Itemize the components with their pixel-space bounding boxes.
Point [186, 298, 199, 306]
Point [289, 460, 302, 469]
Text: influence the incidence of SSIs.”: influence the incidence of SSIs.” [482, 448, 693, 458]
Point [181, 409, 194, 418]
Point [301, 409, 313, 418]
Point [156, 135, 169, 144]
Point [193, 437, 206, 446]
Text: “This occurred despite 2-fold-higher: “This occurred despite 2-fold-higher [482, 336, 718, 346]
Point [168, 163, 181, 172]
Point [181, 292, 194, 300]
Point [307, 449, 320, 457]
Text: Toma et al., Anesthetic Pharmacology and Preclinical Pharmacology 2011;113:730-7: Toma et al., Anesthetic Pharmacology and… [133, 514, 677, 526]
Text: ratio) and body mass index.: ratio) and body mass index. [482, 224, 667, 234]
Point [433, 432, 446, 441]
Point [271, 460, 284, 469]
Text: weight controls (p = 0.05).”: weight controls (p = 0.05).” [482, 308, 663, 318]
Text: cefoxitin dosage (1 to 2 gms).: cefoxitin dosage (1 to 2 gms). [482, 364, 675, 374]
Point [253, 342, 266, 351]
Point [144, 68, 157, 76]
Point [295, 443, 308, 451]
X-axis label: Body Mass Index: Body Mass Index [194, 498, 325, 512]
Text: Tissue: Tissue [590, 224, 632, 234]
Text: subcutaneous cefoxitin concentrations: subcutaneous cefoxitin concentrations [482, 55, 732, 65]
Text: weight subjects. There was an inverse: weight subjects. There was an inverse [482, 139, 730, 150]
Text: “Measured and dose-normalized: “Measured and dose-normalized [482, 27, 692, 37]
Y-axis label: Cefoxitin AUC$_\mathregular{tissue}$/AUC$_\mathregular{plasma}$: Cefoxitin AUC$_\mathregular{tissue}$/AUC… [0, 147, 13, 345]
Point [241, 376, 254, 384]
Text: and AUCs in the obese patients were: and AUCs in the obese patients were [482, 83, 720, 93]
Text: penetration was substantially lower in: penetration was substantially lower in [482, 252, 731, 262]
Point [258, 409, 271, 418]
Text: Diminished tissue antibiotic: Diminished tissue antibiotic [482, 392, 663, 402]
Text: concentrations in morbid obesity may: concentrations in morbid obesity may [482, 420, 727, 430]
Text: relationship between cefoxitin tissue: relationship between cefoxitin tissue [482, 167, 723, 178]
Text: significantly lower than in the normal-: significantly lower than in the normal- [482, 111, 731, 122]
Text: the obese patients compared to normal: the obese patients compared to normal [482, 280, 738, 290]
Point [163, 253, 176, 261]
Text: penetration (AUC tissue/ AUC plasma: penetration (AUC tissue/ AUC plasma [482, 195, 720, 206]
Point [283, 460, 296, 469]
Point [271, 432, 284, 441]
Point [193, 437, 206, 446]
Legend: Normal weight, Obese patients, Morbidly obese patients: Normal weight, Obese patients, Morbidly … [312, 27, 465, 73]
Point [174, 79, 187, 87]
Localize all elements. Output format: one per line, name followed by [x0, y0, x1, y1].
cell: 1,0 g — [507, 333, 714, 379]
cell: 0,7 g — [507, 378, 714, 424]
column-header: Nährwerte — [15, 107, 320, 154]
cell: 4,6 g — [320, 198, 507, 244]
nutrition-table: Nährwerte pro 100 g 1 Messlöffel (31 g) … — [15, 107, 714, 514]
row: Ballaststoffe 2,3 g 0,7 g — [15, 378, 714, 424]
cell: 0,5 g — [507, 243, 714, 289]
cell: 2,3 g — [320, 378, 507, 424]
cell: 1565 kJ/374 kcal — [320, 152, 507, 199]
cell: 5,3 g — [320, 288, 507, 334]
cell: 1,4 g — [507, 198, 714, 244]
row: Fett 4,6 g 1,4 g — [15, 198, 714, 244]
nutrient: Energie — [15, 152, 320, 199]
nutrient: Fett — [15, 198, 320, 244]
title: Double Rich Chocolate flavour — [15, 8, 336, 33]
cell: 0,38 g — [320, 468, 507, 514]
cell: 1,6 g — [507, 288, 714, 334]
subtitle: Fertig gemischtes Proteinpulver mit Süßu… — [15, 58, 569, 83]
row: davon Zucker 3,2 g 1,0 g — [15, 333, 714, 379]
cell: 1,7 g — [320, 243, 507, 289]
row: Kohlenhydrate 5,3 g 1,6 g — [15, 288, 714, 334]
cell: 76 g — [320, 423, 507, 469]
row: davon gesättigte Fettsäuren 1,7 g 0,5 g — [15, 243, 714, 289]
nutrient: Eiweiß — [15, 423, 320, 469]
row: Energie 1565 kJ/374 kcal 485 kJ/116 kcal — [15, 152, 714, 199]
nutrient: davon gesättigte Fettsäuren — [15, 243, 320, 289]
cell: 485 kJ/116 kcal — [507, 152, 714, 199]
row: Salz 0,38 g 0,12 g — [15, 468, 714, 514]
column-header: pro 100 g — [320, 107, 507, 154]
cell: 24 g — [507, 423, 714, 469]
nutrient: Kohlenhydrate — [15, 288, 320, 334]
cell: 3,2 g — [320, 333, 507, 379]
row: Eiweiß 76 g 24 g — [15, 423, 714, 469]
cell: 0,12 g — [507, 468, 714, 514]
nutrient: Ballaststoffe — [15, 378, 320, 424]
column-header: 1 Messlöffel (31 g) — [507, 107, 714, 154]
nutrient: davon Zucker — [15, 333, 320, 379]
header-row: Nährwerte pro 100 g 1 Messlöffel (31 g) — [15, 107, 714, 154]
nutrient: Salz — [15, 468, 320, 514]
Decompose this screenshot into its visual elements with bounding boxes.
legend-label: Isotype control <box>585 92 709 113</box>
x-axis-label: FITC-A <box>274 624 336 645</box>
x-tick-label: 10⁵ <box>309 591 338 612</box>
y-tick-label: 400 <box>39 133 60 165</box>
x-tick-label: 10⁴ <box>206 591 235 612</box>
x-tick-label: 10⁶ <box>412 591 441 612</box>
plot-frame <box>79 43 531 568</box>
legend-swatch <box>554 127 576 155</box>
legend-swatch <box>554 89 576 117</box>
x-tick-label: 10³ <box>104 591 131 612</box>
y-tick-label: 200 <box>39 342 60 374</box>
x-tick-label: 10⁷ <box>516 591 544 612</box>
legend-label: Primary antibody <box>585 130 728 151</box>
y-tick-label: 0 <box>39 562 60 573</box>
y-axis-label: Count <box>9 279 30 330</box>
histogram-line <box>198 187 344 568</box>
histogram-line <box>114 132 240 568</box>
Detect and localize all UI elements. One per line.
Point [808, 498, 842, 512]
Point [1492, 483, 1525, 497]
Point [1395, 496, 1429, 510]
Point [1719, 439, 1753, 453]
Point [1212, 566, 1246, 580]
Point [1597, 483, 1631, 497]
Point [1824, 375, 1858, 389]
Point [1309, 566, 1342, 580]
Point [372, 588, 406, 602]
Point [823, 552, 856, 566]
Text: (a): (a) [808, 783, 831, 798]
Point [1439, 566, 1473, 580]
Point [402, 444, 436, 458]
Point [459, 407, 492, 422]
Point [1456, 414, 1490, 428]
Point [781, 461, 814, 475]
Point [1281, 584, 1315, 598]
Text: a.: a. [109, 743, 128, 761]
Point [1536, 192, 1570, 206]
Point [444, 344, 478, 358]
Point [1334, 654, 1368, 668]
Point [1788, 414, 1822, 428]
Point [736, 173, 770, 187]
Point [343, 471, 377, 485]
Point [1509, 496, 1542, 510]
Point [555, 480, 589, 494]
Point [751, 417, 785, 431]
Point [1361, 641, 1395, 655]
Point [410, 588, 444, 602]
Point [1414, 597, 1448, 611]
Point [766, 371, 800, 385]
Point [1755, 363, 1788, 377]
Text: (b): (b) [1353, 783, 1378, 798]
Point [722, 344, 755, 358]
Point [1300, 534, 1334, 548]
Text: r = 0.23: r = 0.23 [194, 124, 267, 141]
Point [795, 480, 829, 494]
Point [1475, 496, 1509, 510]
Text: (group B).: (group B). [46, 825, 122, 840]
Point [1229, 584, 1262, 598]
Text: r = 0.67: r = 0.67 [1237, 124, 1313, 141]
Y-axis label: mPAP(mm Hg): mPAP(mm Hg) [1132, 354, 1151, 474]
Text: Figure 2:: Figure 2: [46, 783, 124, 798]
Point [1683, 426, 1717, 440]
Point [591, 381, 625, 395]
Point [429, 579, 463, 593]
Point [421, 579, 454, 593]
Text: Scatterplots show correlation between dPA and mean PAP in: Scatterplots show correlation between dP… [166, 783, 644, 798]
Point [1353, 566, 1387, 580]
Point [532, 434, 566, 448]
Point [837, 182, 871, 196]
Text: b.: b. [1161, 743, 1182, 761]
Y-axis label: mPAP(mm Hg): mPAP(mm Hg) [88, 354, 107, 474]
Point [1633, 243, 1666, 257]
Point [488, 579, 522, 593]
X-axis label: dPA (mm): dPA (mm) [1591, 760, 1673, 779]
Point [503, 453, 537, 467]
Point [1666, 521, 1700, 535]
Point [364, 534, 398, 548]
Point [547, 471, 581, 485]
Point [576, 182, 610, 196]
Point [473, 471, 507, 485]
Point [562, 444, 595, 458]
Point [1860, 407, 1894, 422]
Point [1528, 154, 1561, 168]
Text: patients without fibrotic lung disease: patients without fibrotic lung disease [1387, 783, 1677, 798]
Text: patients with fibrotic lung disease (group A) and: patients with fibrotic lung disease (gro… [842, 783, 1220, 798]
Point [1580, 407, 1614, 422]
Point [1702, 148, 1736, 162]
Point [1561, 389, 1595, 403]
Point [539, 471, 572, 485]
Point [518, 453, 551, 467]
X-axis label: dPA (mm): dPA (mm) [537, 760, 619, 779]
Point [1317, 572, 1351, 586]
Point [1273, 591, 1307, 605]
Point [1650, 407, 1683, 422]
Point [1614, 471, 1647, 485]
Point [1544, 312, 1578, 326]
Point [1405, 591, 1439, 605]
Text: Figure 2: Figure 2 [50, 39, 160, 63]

○ ○ ○ ○

#### Your instructions
Select, from the listing, all lines that include the word "Ballaststoffe".

#### Your response
row: Ballaststoffe 2,3 g 0,7 g — [15, 378, 714, 424]
nutrient: Ballaststoffe — [15, 378, 320, 424]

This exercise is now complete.